▸ **Document excerpt**
----------------------------------------

Marcel Breuer’s icon of brutalist architecture in Connecticut is reimagined as a hotel
Marcel Breuer's Armstrong Rubber Building, aka the Pirelli Tire Building, is being transformed into a hotel by architect and developer Bruce Redman Becker

Iconic examples of landmark architecture might not typically be found along major highways, but this is exactly where this brutalist architecture masterpiece, designed by Marcel Breuer, has cut a recognisable figure since it was completed in 1970. Located in New Haven, Connecticut, just off of the Interstate 95, the main north-south highway running along the east coast of the United States, the concrete behemoth was first created for the Armstrong Rubber Company, a tyre manufacturer – making its location apt.

----------------------------------------

▸ **Dataset records**
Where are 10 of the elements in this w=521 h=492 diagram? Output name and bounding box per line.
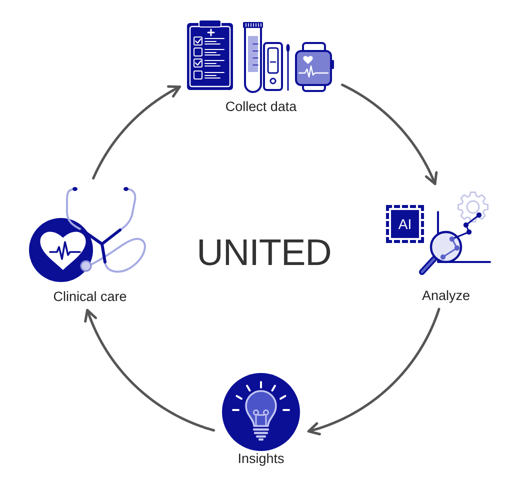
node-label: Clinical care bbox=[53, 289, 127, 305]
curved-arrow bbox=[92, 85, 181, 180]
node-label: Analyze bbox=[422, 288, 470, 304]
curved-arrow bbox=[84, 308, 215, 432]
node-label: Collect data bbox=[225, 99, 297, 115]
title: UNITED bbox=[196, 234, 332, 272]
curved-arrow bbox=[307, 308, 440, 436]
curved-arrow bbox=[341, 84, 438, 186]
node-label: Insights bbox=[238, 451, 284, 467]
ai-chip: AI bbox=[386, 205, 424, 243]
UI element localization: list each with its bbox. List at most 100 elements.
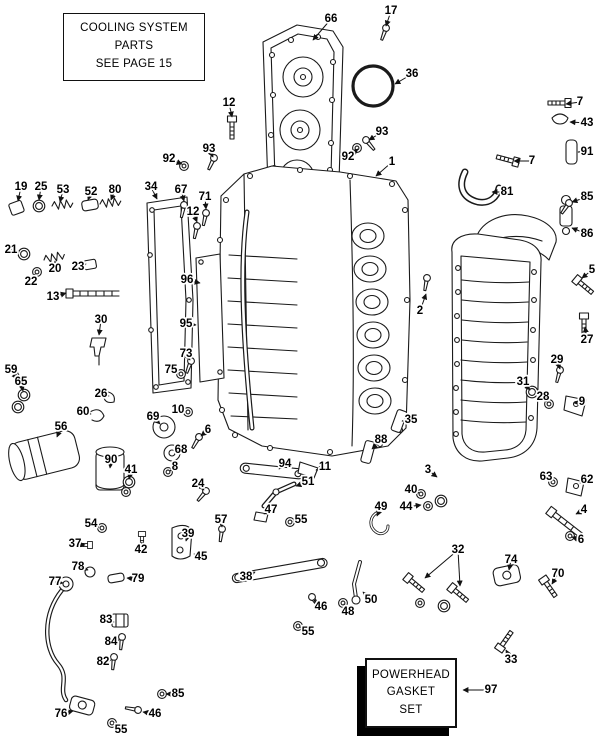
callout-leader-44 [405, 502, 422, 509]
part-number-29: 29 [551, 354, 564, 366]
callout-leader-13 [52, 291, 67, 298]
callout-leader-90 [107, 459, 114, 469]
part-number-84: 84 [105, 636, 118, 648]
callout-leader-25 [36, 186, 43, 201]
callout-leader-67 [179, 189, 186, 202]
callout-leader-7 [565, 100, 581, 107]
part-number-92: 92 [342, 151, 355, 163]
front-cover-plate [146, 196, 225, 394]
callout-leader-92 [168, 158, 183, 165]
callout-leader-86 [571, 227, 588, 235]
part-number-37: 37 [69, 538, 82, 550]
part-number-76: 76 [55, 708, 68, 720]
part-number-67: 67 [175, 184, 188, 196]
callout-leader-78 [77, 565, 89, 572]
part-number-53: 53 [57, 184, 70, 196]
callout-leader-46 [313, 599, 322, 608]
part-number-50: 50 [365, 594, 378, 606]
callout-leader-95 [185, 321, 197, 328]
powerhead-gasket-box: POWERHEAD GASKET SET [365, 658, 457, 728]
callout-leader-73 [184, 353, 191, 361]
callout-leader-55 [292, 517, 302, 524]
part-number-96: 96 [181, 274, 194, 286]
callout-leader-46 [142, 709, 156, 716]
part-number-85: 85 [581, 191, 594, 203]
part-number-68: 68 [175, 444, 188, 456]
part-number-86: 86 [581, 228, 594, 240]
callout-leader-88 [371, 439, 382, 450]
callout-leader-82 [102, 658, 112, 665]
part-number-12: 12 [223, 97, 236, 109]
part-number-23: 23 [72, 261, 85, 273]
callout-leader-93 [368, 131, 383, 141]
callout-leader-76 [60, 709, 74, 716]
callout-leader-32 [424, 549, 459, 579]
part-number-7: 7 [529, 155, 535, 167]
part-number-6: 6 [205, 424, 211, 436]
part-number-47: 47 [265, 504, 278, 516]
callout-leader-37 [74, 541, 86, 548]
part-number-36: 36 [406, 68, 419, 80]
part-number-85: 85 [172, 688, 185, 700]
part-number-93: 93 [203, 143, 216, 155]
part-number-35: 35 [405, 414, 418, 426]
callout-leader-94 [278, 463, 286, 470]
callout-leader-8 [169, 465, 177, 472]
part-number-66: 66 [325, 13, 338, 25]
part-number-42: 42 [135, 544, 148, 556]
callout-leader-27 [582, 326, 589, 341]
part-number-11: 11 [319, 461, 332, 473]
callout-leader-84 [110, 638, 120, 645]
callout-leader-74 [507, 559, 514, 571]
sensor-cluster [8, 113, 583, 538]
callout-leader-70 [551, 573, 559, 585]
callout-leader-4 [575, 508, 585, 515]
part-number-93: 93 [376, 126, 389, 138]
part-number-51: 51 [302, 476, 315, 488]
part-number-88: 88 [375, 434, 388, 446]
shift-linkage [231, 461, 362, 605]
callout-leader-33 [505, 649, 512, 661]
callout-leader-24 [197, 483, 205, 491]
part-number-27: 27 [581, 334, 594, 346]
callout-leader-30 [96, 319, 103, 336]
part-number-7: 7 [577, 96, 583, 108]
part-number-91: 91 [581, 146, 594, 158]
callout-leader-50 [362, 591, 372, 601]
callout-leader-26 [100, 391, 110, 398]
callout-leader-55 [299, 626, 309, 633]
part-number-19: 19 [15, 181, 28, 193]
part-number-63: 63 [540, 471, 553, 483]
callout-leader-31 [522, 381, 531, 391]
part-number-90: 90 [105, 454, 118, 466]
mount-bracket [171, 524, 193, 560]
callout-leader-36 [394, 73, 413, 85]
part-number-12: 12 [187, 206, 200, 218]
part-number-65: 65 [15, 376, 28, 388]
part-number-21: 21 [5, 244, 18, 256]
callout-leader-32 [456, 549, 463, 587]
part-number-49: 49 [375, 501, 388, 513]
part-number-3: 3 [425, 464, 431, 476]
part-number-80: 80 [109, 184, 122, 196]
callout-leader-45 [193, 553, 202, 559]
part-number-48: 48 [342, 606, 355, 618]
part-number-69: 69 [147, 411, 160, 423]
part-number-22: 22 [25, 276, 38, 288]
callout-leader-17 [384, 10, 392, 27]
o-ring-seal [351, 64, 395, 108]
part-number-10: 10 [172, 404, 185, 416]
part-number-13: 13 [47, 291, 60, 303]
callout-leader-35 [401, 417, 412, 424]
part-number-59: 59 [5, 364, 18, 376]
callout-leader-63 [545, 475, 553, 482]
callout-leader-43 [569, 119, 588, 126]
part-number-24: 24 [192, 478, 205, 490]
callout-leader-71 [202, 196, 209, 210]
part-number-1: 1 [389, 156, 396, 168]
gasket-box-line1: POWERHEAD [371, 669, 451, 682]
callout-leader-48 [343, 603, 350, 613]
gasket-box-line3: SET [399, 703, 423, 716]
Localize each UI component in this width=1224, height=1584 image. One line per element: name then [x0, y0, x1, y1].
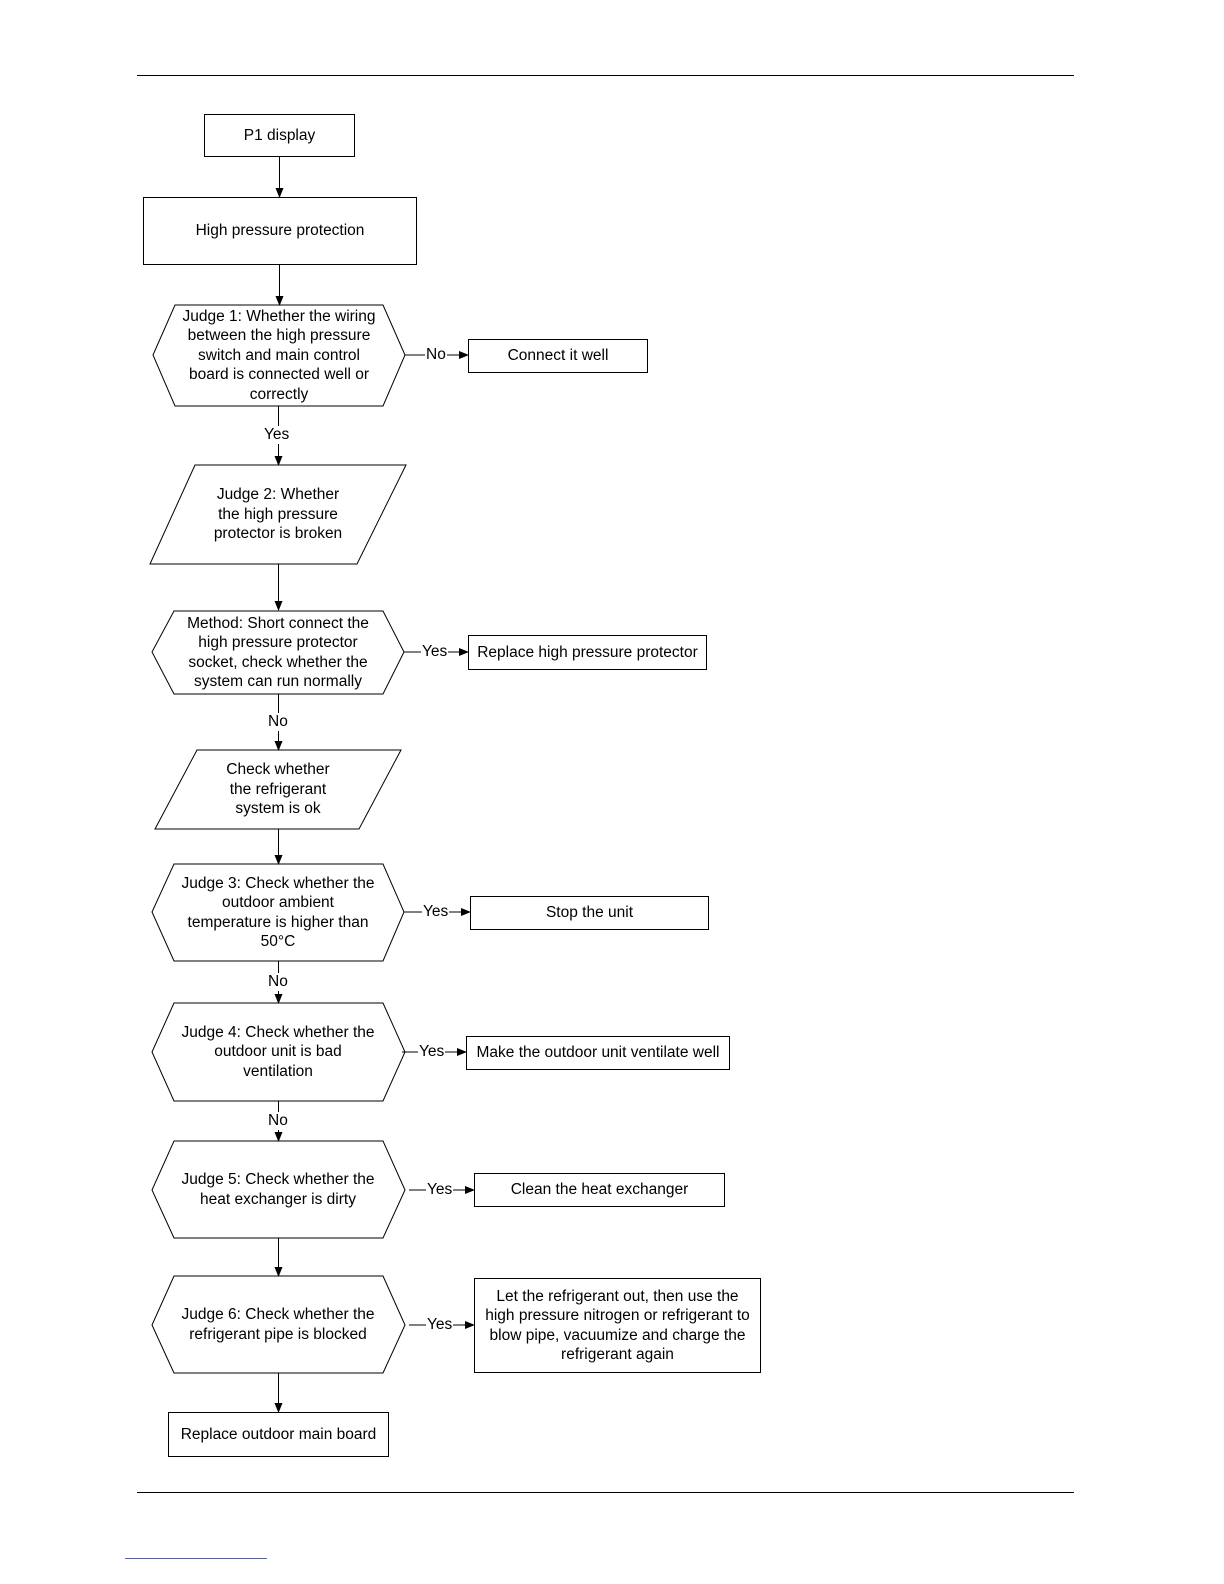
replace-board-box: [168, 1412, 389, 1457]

----------------------------------------

Please translate this sentence from the article on the Breuer building into Spanish: "Iconic examples of landmark architecture might not typically be found along major highways, but this is exactly where this brutalist architecture masterpiece, designed by Marcel Breuer, has cut a recognisable figure since it was completed in 1970."

Los ejemplos emblemáticos de arquitectura de referencia no suelen encontrarse junto a las grandes autopistas, pero es justamente allí donde esta obra maestra de la arquitectura brutalista, diseñada por Marcel Breuer, ha sido una silueta reconocible desde que se terminó en 1970.